### Job
Reproduce every line of the material below, but drop the pictures.

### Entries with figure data
***

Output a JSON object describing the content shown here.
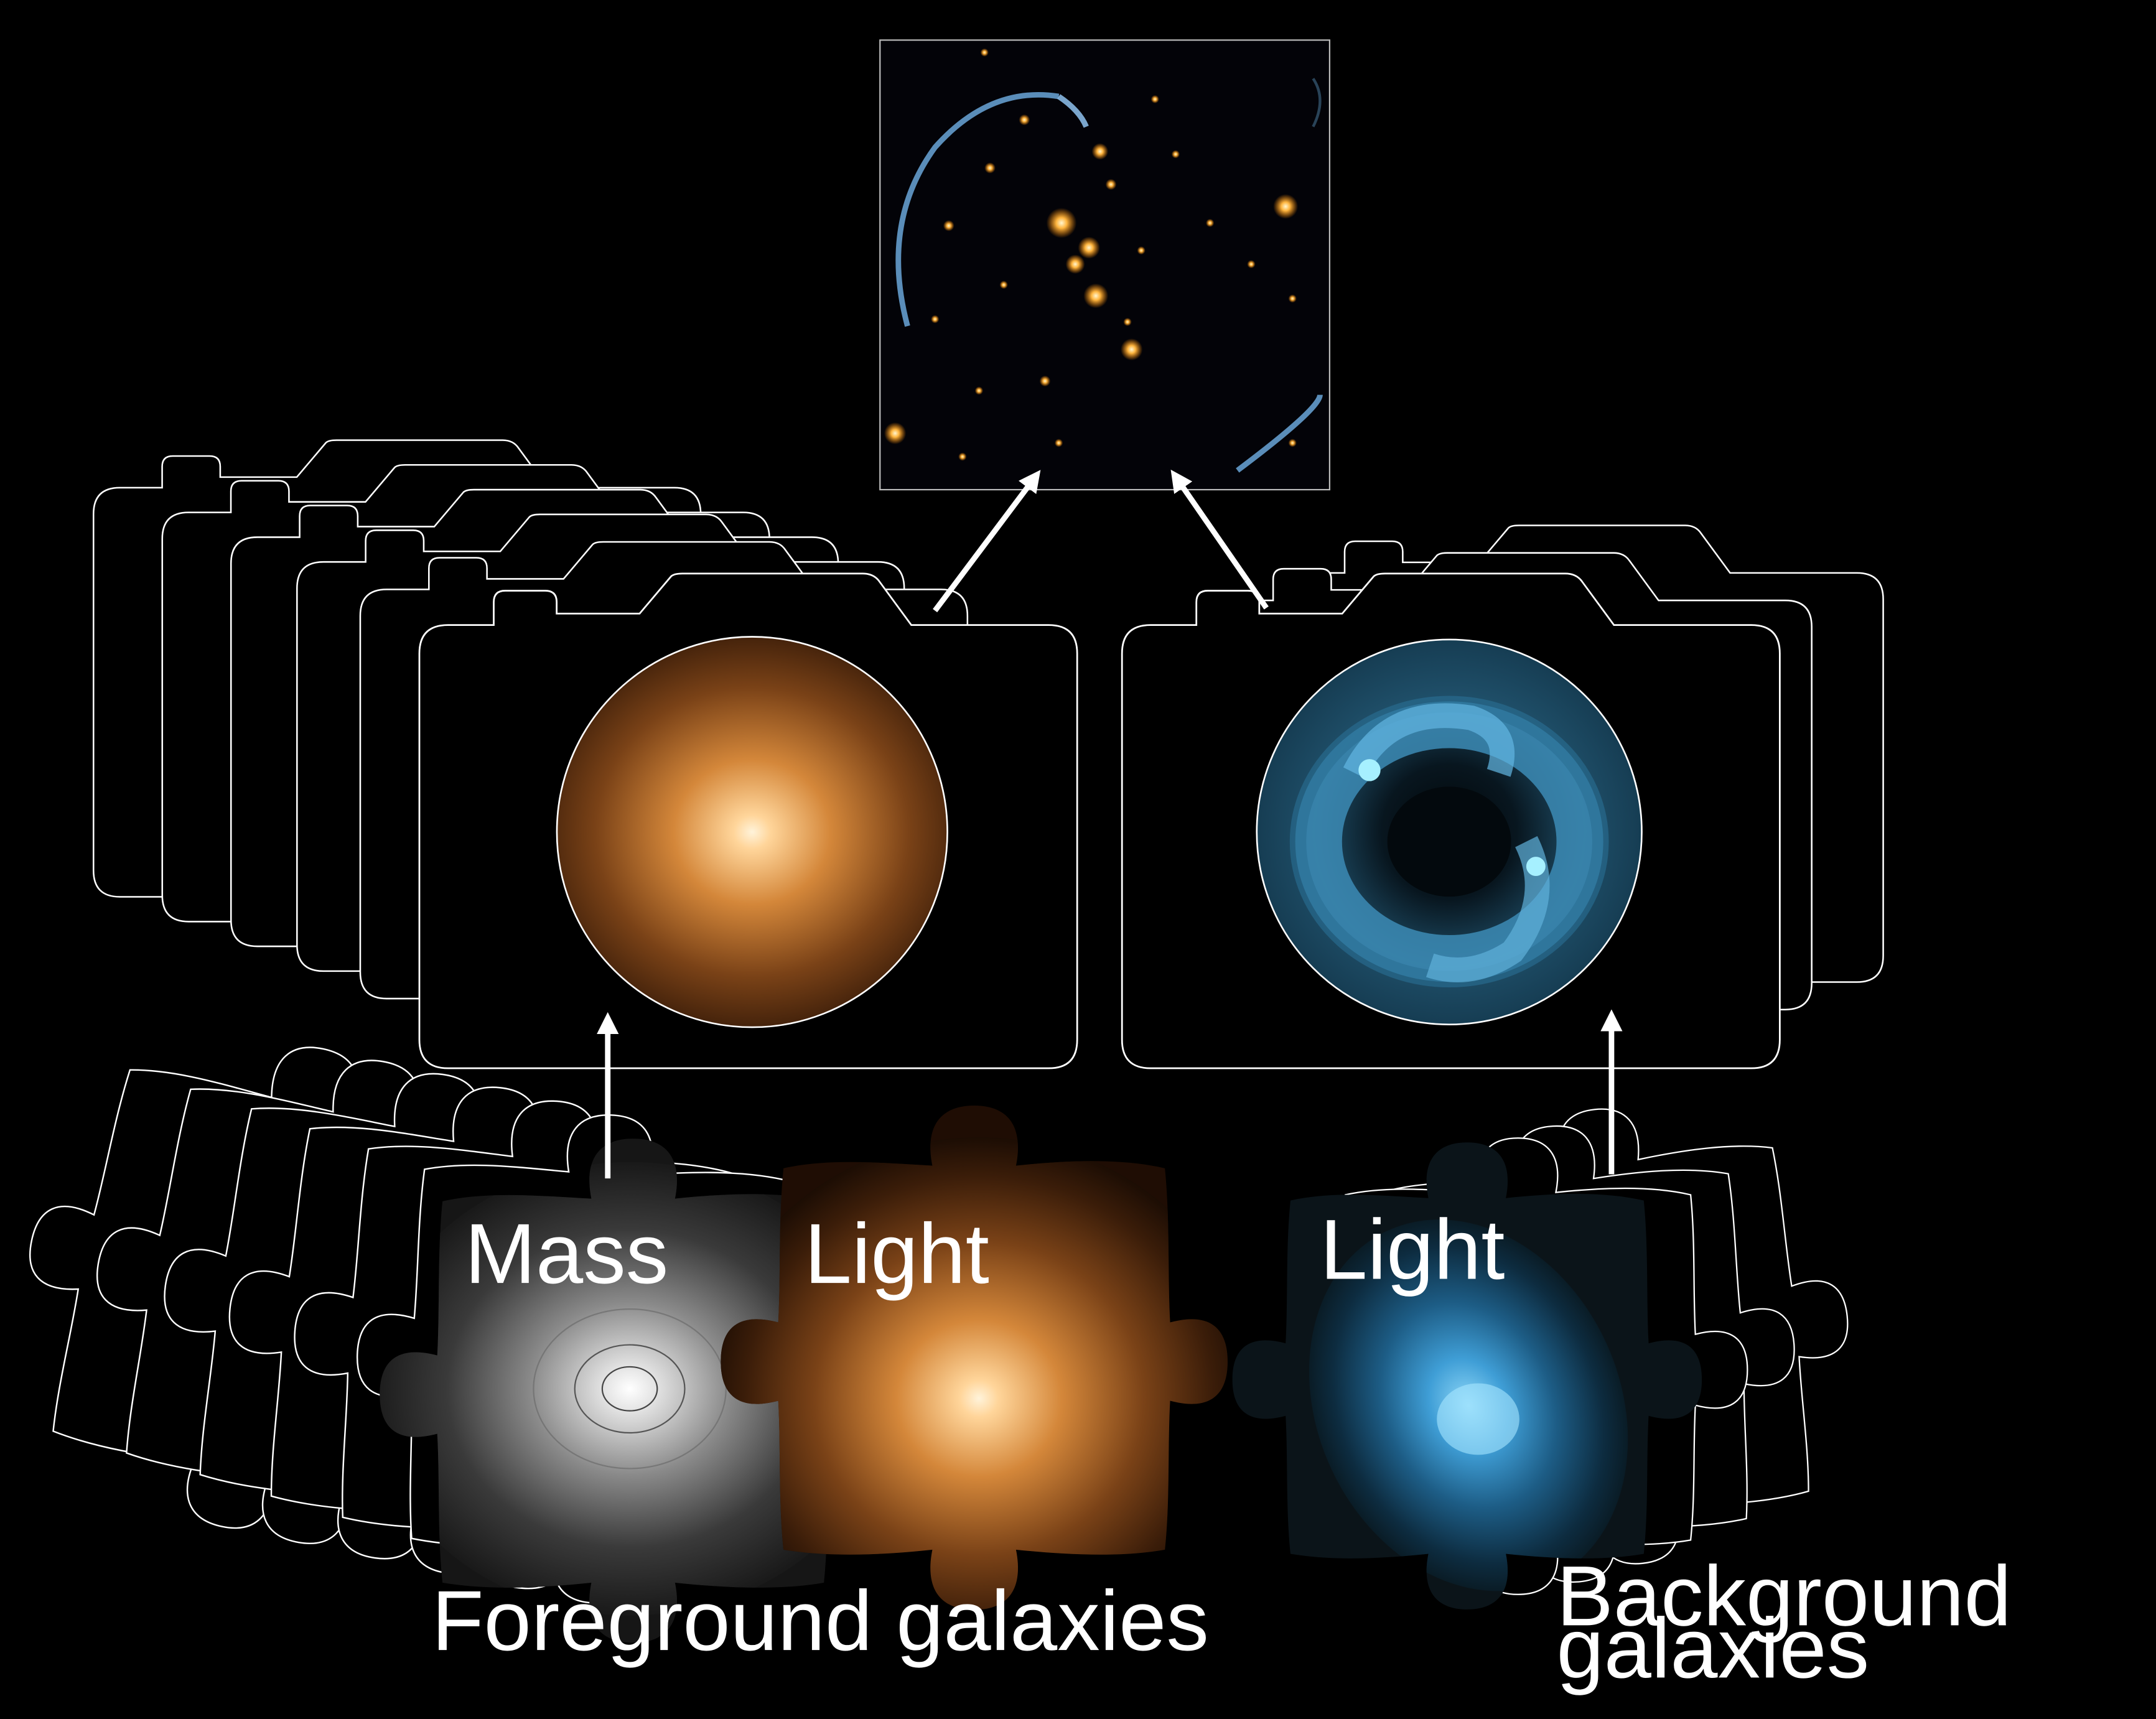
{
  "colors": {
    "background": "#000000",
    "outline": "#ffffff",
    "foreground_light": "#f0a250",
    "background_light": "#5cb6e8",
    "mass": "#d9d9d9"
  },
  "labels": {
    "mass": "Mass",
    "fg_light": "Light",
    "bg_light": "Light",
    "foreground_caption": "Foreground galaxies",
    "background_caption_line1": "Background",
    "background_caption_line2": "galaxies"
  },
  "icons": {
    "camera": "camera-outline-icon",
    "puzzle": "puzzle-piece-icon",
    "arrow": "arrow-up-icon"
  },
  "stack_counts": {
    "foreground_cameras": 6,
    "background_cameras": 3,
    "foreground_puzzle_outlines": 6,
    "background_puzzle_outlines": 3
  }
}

***

### Output for this task
Output a JSON object describing the content shown here.
{
  "colors": {
    "background": "#000000",
    "outline": "#ffffff",
    "foreground_light": "#f0a250",
    "background_light": "#5cb6e8",
    "mass": "#d9d9d9"
  },
  "labels": {
    "mass": "Mass",
    "fg_light": "Light",
    "bg_light": "Light",
    "foreground_caption": "Foreground galaxies",
    "background_caption_line1": "Background",
    "background_caption_line2": "galaxies"
  },
  "icons": {
    "camera": "camera-outline-icon",
    "puzzle": "puzzle-piece-icon",
    "arrow": "arrow-up-icon"
  },
  "stack_counts": {
    "foreground_cameras": 6,
    "background_cameras": 3,
    "foreground_puzzle_outlines": 6,
    "background_puzzle_outlines": 3
  }
}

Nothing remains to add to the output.